▶ **Problem description**
In the records that follow, locate every line with "занятия" and extract it.

** start **

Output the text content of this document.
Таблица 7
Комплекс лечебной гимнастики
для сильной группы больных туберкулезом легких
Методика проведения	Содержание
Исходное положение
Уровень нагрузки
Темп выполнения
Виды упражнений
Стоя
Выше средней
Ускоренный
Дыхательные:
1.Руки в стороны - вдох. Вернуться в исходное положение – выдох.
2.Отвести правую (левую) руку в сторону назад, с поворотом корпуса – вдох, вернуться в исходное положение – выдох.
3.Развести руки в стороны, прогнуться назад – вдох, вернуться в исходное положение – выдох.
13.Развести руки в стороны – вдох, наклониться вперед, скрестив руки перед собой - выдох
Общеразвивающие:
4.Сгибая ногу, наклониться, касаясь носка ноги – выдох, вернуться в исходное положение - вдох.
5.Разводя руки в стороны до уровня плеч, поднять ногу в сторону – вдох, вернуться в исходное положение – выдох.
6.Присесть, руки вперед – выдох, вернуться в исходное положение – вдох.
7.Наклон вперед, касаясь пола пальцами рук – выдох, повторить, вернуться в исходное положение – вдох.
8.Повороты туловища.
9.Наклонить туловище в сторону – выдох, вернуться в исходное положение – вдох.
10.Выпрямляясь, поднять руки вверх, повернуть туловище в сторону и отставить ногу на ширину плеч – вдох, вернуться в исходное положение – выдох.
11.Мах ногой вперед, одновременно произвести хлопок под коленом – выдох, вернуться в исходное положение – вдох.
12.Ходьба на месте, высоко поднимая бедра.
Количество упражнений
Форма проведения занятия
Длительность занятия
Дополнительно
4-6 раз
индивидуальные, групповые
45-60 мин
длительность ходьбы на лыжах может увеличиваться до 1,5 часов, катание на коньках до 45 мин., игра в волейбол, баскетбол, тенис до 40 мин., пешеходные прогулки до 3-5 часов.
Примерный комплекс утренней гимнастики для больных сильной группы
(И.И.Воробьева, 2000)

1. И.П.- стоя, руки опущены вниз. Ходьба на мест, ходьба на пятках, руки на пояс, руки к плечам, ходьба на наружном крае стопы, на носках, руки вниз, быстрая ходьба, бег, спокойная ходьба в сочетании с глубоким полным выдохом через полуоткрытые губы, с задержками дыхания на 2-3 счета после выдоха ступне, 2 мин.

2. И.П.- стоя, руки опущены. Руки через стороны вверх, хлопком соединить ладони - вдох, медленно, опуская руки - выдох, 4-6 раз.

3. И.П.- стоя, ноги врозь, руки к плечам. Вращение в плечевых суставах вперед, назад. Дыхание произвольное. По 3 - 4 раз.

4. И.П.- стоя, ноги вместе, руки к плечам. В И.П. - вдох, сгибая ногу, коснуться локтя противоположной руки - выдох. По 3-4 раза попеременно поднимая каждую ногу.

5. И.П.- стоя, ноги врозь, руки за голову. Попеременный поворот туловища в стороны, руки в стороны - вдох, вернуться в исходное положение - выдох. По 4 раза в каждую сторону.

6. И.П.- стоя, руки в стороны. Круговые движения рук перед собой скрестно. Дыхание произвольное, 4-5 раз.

** end **

▶ **Result of this exercise**
Форма проведения занятия
Длительность занятия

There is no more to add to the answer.